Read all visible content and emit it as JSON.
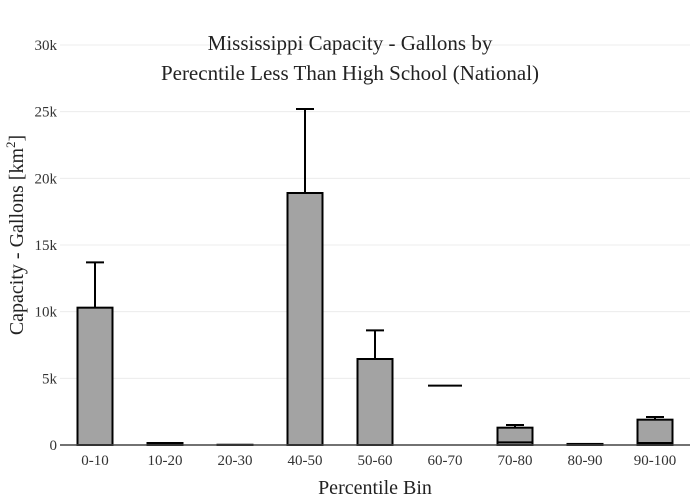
{
  "chart_data": {
    "type": "bar",
    "title_lines": [
      "Mississippi Capacity - Gallons by",
      "Perecntile Less Than High School (National)"
    ],
    "xlabel": "Percentile Bin",
    "ylabel_main": "Capacity - Gallons  [km",
    "ylabel_sup": "2",
    "ylabel_end": "]",
    "categories": [
      "0-10",
      "10-20",
      "20-30",
      "40-50",
      "50-60",
      "60-70",
      "70-80",
      "80-90",
      "90-100"
    ],
    "values": [
      10300,
      150,
      20,
      18900,
      6450,
      0,
      1300,
      80,
      1900
    ],
    "error_upper": [
      3400,
      0,
      0,
      6300,
      2150,
      4450,
      200,
      0,
      200
    ],
    "inner_lines": [
      null,
      null,
      null,
      null,
      null,
      null,
      200,
      null,
      150
    ],
    "ylim": [
      0,
      30000
    ],
    "yticks": [
      0,
      5000,
      10000,
      15000,
      20000,
      25000,
      30000
    ],
    "ytick_labels": [
      "0",
      "5k",
      "10k",
      "15k",
      "20k",
      "25k",
      "30k"
    ],
    "grid": true,
    "bar_color": "#a3a3a3",
    "outline_color": "#000000"
  }
}
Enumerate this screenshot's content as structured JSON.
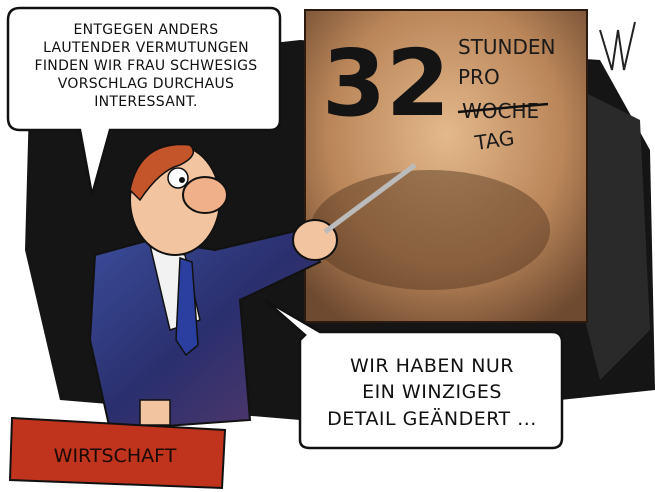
{
  "speech_bubbles": [
    {
      "lines": [
        "ENTGEGEN ANDERS",
        "LAUTENDER VERMUTUNGEN",
        "FINDEN WIR FRAU SCHWESIGS",
        "VORSCHLAG DURCHAUS",
        "INTERESSANT."
      ]
    },
    {
      "lines": [
        "WIR HABEN NUR",
        "EIN WINZIGES",
        "DETAIL GEÄNDERT ..."
      ]
    }
  ],
  "board": {
    "number": "32",
    "words": [
      "STUNDEN",
      "PRO",
      "WOCHE",
      "TAG"
    ]
  },
  "briefcase": {
    "label": "WIRTSCHAFT"
  }
}
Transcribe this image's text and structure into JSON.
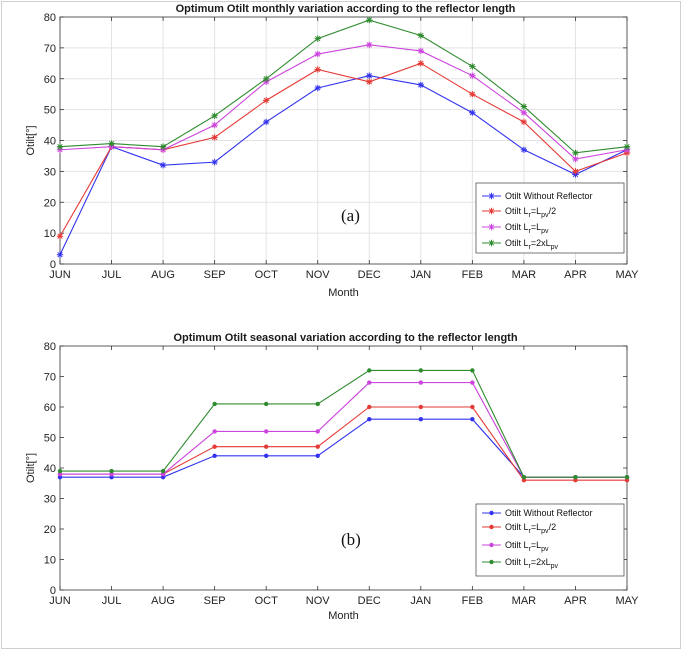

* _Work required_: Omitting all images, print the listing exactly.

* _Written answer_:
Read all visible content and emit it as JSON.
{
  "chart_data": {
    "type": "bar",
    "title_lines": [
      "Mississippi Capacity - Gallons by",
      "Perecntile Less Than High School (National)"
    ],
    "xlabel": "Percentile Bin",
    "ylabel_main": "Capacity - Gallons  [km",
    "ylabel_sup": "2",
    "ylabel_end": "]",
    "categories": [
      "0-10",
      "10-20",
      "20-30",
      "40-50",
      "50-60",
      "60-70",
      "70-80",
      "80-90",
      "90-100"
    ],
    "values": [
      10300,
      150,
      20,
      18900,
      6450,
      0,
      1300,
      80,
      1900
    ],
    "error_upper": [
      3400,
      0,
      0,
      6300,
      2150,
      4450,
      200,
      0,
      200
    ],
    "inner_lines": [
      null,
      null,
      null,
      null,
      null,
      null,
      200,
      null,
      150
    ],
    "ylim": [
      0,
      30000
    ],
    "yticks": [
      0,
      5000,
      10000,
      15000,
      20000,
      25000,
      30000
    ],
    "ytick_labels": [
      "0",
      "5k",
      "10k",
      "15k",
      "20k",
      "25k",
      "30k"
    ],
    "grid": true,
    "bar_color": "#a3a3a3",
    "outline_color": "#000000"
  }
}
Enumerate this screenshot's content as structured JSON.
{
  "speech_bubbles": [
    {
      "lines": [
        "ENTGEGEN ANDERS",
        "LAUTENDER VERMUTUNGEN",
        "FINDEN WIR FRAU SCHWESIGS",
        "VORSCHLAG DURCHAUS",
        "INTERESSANT."
      ]
    },
    {
      "lines": [
        "WIR HABEN NUR",
        "EIN WINZIGES",
        "DETAIL GEÄNDERT ..."
      ]
    }
  ],
  "board": {
    "number": "32",
    "words": [
      "STUNDEN",
      "PRO",
      "WOCHE",
      "TAG"
    ]
  },
  "briefcase": {
    "label": "WIRTSCHAFT"
  }
}
Transcribe this image's text and structure into JSON.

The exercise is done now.